Stored items:
──────
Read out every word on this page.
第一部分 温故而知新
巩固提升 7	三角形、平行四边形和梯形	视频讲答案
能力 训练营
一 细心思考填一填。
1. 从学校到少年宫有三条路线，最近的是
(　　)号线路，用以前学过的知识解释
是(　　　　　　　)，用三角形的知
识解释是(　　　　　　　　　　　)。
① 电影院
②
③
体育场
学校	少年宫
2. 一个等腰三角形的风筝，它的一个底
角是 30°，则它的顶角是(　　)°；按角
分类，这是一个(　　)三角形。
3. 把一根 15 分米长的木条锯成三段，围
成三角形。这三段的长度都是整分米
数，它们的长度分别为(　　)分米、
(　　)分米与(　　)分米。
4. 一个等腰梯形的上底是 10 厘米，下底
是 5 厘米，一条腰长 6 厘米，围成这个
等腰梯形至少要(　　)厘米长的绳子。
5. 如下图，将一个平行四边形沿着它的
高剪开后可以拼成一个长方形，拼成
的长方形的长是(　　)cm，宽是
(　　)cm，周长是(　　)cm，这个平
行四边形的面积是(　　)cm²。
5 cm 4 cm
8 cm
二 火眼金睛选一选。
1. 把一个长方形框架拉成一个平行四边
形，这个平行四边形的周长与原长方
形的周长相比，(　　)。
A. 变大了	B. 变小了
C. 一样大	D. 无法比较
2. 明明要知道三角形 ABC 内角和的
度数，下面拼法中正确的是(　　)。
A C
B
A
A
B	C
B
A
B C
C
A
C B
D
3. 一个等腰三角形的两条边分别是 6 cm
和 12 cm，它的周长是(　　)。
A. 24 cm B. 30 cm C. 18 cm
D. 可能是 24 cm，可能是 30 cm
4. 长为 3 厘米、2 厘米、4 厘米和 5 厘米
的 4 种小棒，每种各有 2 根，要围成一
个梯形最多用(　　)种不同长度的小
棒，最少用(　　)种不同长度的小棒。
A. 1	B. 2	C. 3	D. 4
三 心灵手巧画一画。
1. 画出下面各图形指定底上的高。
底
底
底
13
──────
** What to produce **
Each line of the listing above should be output exactly.

** Answer for this exercise **
Read out every word on this page.
第一部分 温故而知新
巩固提升 7	三角形、平行四边形和梯形	视频讲答案
能力 训练营
一 细心思考填一填。
1. 从学校到少年宫有三条路线，最近的是
(　　)号线路，用以前学过的知识解释
是(　　　　　　　)，用三角形的知
识解释是(　　　　　　　　　　　)。
① 电影院
②
③
体育场
学校	少年宫
2. 一个等腰三角形的风筝，它的一个底
角是 30°，则它的顶角是(　　)°；按角
分类，这是一个(　　)三角形。
3. 把一根 15 分米长的木条锯成三段，围
成三角形。这三段的长度都是整分米
数，它们的长度分别为(　　)分米、
(　　)分米与(　　)分米。
4. 一个等腰梯形的上底是 10 厘米，下底
是 5 厘米，一条腰长 6 厘米，围成这个
等腰梯形至少要(　　)厘米长的绳子。
5. 如下图，将一个平行四边形沿着它的
高剪开后可以拼成一个长方形，拼成
的长方形的长是(　　)cm，宽是
(　　)cm，周长是(　　)cm，这个平
行四边形的面积是(　　)cm²。
5 cm 4 cm
8 cm
二 火眼金睛选一选。
1. 把一个长方形框架拉成一个平行四边
形，这个平行四边形的周长与原长方
形的周长相比，(　　)。
A. 变大了	B. 变小了
C. 一样大	D. 无法比较
2. 明明要知道三角形 ABC 内角和的
度数，下面拼法中正确的是(　　)。
A C
B
A
A
B	C
B
A
B C
C
A
C B
D
3. 一个等腰三角形的两条边分别是 6 cm
和 12 cm，它的周长是(　　)。
A. 24 cm B. 30 cm C. 18 cm
D. 可能是 24 cm，可能是 30 cm
4. 长为 3 厘米、2 厘米、4 厘米和 5 厘米
的 4 种小棒，每种各有 2 根，要围成一
个梯形最多用(　　)种不同长度的小
棒，最少用(　　)种不同长度的小棒。
A. 1	B. 2	C. 3	D. 4
三 心灵手巧画一画。
1. 画出下面各图形指定底上的高。
底
底
底
13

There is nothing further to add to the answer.